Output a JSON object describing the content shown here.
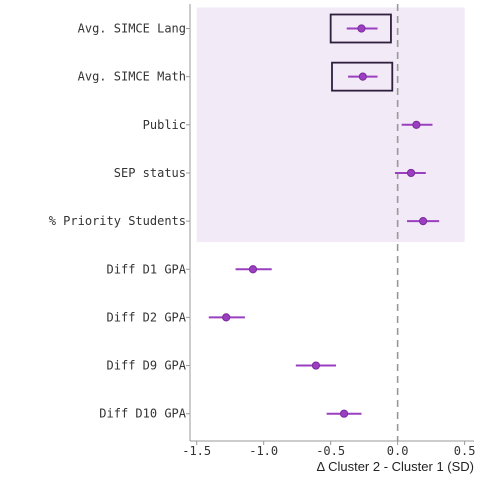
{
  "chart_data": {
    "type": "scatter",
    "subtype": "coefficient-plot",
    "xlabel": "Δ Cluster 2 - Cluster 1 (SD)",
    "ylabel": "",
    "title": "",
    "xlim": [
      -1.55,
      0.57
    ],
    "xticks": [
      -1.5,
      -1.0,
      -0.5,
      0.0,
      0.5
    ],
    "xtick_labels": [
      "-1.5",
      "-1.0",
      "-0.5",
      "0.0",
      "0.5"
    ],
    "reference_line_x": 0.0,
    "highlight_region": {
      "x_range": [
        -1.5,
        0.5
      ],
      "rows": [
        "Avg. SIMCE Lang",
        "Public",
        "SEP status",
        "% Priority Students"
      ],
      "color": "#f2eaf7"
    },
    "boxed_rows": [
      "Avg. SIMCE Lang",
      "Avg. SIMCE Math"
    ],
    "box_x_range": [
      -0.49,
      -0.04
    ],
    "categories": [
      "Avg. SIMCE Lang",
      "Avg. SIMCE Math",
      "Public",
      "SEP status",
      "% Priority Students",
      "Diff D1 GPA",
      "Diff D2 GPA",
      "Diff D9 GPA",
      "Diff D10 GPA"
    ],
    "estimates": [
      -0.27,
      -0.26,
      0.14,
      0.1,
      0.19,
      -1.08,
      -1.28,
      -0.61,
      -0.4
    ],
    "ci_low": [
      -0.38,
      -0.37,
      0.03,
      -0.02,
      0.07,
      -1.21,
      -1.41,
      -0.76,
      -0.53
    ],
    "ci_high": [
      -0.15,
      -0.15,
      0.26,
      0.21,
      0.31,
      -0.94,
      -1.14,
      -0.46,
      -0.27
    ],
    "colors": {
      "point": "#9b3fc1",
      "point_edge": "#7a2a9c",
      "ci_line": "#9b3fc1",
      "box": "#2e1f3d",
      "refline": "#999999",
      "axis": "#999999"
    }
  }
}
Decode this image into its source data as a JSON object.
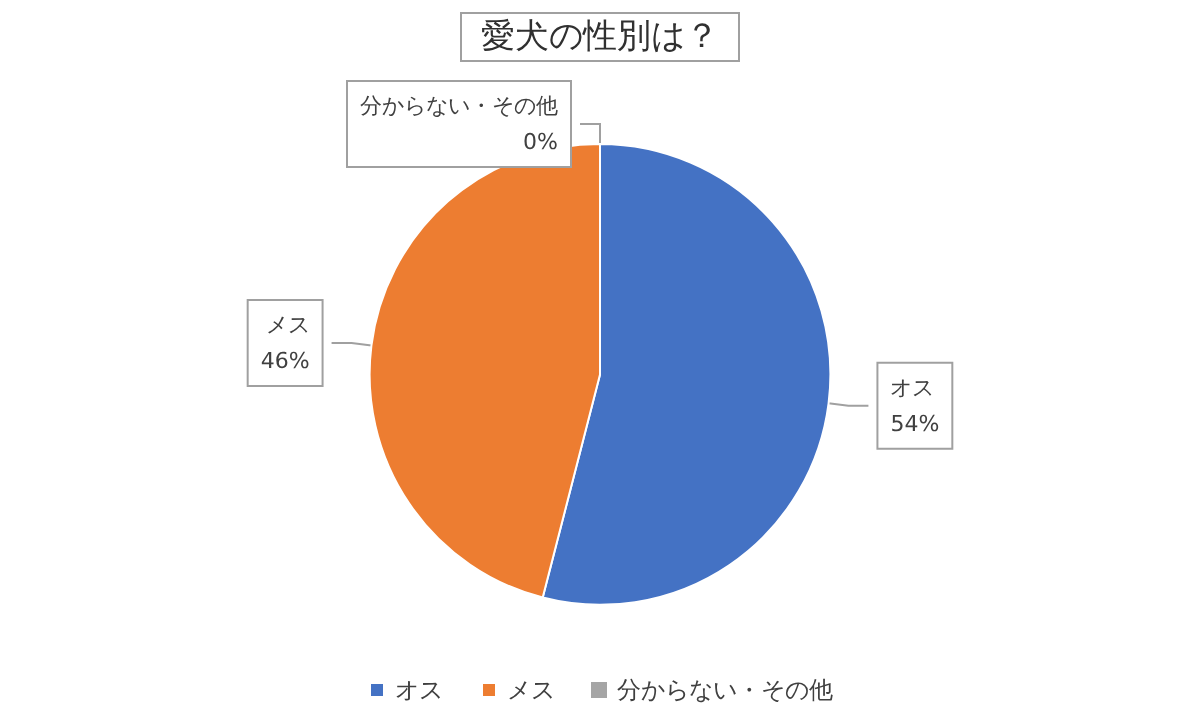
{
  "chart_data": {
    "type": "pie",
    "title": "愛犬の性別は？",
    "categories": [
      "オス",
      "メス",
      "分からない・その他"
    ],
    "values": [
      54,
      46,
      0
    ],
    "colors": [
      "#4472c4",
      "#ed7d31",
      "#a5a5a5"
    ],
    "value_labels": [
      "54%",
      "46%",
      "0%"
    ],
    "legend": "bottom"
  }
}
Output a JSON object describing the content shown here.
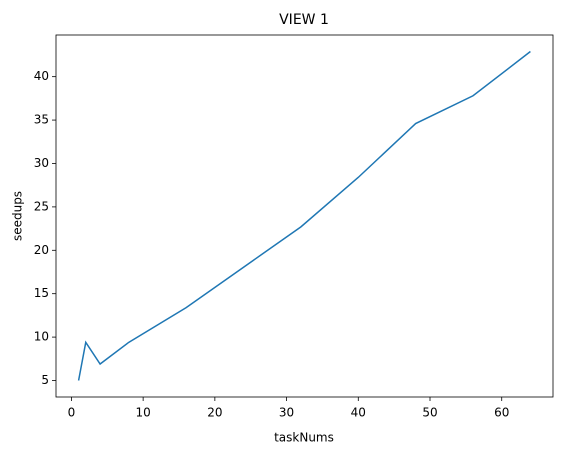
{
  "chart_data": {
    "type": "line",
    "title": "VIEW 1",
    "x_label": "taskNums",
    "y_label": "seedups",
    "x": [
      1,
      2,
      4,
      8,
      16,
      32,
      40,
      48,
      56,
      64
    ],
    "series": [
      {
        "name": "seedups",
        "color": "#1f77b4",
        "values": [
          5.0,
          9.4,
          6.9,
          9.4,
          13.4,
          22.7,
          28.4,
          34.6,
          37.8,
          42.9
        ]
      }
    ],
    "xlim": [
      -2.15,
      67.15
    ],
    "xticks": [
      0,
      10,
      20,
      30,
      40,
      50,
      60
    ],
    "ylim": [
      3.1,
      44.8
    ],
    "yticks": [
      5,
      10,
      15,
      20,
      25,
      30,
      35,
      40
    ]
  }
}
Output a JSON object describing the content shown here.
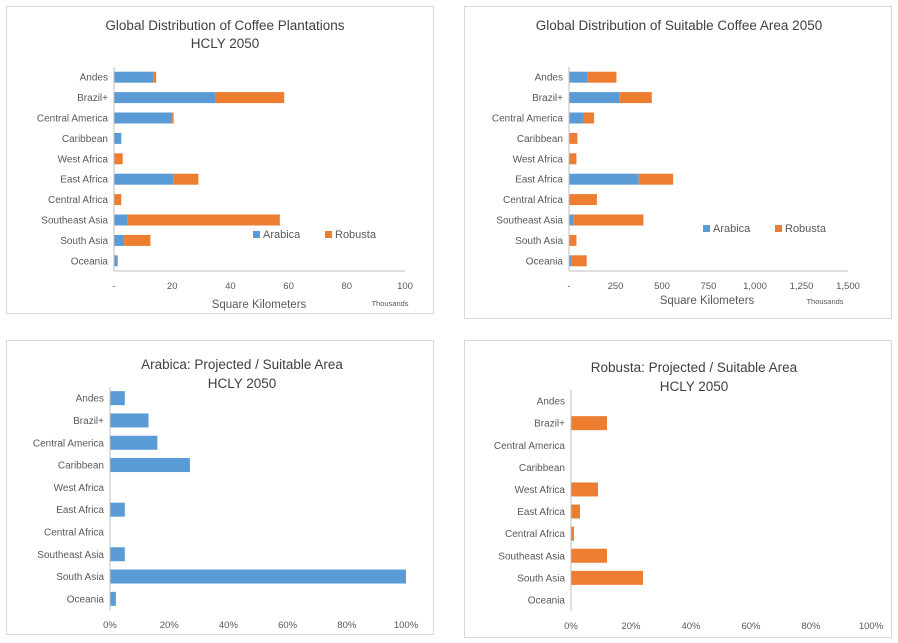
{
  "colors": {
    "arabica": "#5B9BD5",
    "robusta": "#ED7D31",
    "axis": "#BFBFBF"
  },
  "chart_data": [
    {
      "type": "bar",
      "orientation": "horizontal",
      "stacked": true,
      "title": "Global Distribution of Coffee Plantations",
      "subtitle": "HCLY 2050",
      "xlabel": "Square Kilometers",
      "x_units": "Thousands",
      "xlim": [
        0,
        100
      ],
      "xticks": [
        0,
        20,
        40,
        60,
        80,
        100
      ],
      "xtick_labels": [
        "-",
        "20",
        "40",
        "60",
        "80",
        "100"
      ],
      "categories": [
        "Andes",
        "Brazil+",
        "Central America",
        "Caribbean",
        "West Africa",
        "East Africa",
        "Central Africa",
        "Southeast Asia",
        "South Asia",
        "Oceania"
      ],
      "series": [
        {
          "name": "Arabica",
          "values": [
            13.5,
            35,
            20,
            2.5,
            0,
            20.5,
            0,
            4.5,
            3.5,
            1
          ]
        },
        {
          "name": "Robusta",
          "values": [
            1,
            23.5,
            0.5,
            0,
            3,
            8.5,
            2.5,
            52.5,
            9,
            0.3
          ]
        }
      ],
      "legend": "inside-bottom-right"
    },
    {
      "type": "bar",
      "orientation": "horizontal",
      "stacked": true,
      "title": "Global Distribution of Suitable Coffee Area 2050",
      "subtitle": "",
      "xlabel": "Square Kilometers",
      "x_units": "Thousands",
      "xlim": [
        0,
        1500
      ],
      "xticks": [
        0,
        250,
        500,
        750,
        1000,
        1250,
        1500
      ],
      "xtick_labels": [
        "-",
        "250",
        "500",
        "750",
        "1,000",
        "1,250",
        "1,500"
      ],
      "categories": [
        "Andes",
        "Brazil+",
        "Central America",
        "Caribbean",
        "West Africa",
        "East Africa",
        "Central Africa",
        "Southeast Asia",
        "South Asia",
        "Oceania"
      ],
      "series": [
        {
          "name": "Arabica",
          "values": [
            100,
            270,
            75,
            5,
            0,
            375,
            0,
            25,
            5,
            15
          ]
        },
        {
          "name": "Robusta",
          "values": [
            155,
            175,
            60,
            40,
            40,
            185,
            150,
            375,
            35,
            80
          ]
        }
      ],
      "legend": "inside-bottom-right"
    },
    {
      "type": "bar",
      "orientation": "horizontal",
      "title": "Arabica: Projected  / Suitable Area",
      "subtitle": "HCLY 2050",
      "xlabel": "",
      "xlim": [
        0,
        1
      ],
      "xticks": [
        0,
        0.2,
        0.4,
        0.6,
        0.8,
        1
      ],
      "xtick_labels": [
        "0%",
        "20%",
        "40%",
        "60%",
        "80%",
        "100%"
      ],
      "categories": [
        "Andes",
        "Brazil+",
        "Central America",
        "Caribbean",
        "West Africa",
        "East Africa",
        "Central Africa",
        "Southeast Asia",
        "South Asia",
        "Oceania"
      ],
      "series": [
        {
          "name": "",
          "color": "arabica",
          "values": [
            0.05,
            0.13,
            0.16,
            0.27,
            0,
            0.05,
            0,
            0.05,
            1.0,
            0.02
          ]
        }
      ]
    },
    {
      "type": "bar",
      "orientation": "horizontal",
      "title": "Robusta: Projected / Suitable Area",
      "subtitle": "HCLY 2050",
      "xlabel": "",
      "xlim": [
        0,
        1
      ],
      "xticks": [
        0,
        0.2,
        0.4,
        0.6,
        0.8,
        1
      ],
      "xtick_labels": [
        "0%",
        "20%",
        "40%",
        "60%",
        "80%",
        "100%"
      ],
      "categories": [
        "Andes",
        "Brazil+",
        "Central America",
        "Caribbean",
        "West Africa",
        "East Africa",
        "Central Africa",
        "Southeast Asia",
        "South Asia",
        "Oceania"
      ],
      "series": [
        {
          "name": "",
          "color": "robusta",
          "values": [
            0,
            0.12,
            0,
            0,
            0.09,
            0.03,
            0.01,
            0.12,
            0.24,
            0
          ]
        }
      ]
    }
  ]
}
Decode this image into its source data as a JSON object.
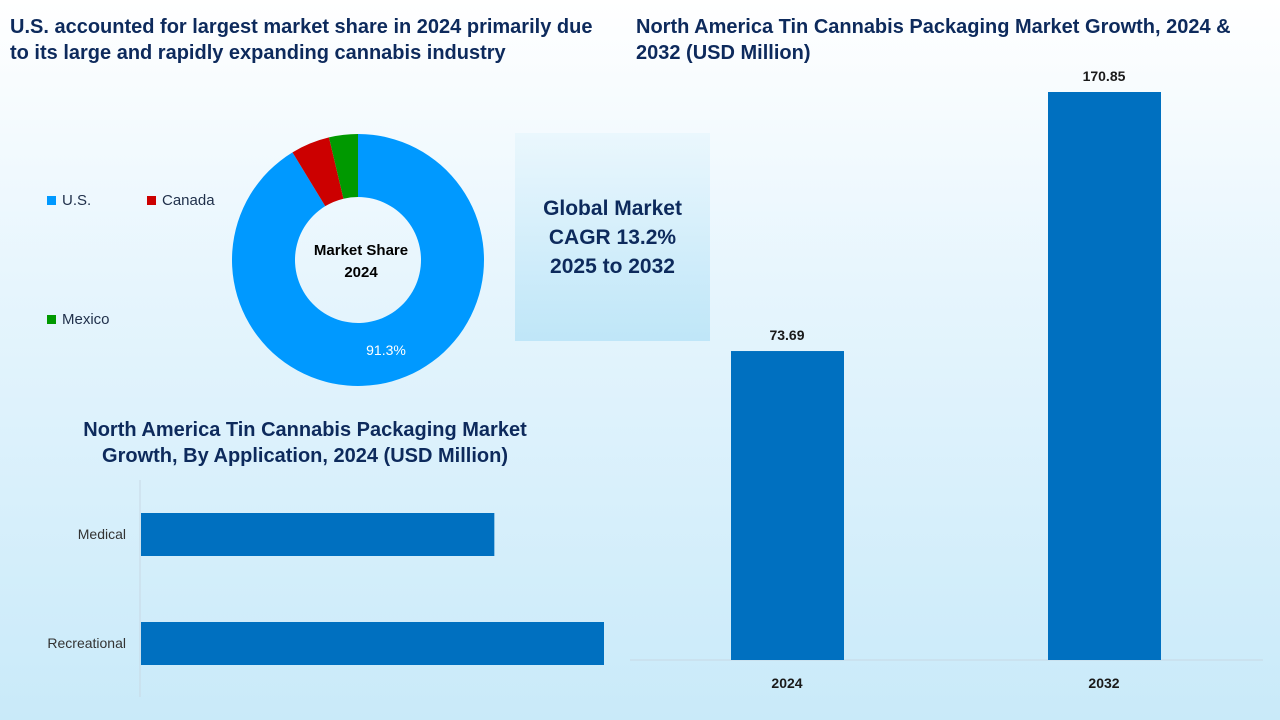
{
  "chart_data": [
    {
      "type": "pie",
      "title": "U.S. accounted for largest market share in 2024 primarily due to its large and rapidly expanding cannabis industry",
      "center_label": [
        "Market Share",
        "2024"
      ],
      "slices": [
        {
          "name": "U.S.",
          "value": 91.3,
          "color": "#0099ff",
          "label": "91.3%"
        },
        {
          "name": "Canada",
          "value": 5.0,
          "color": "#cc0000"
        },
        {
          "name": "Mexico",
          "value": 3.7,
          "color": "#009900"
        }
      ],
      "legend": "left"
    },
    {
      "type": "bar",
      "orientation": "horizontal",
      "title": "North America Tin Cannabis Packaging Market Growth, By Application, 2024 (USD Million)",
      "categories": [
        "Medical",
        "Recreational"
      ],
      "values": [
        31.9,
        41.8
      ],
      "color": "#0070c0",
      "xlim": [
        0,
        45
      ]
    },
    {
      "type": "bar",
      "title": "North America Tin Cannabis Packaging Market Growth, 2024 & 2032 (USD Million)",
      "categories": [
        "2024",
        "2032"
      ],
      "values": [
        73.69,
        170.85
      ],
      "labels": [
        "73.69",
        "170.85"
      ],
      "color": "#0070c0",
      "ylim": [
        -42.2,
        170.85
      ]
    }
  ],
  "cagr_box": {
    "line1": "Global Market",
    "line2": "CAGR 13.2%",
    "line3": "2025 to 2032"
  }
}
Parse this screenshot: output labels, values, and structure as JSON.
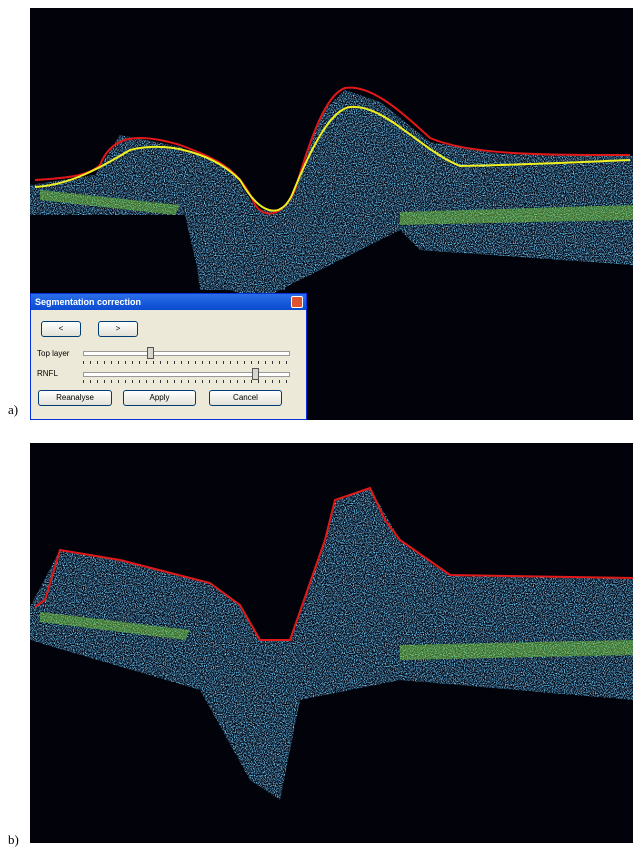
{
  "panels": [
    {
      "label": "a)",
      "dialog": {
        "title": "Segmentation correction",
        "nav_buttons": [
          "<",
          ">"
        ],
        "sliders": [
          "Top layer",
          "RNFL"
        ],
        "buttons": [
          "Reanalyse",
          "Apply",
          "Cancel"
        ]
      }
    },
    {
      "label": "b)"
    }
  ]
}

..........

Extract, from the material above, each line holding the word "Global".

      "title": "Global Distribution of Coffee Plantations",
      "title": "Global Distribution of Suitable Coffee Area 2050",
    "line1": "Global Market",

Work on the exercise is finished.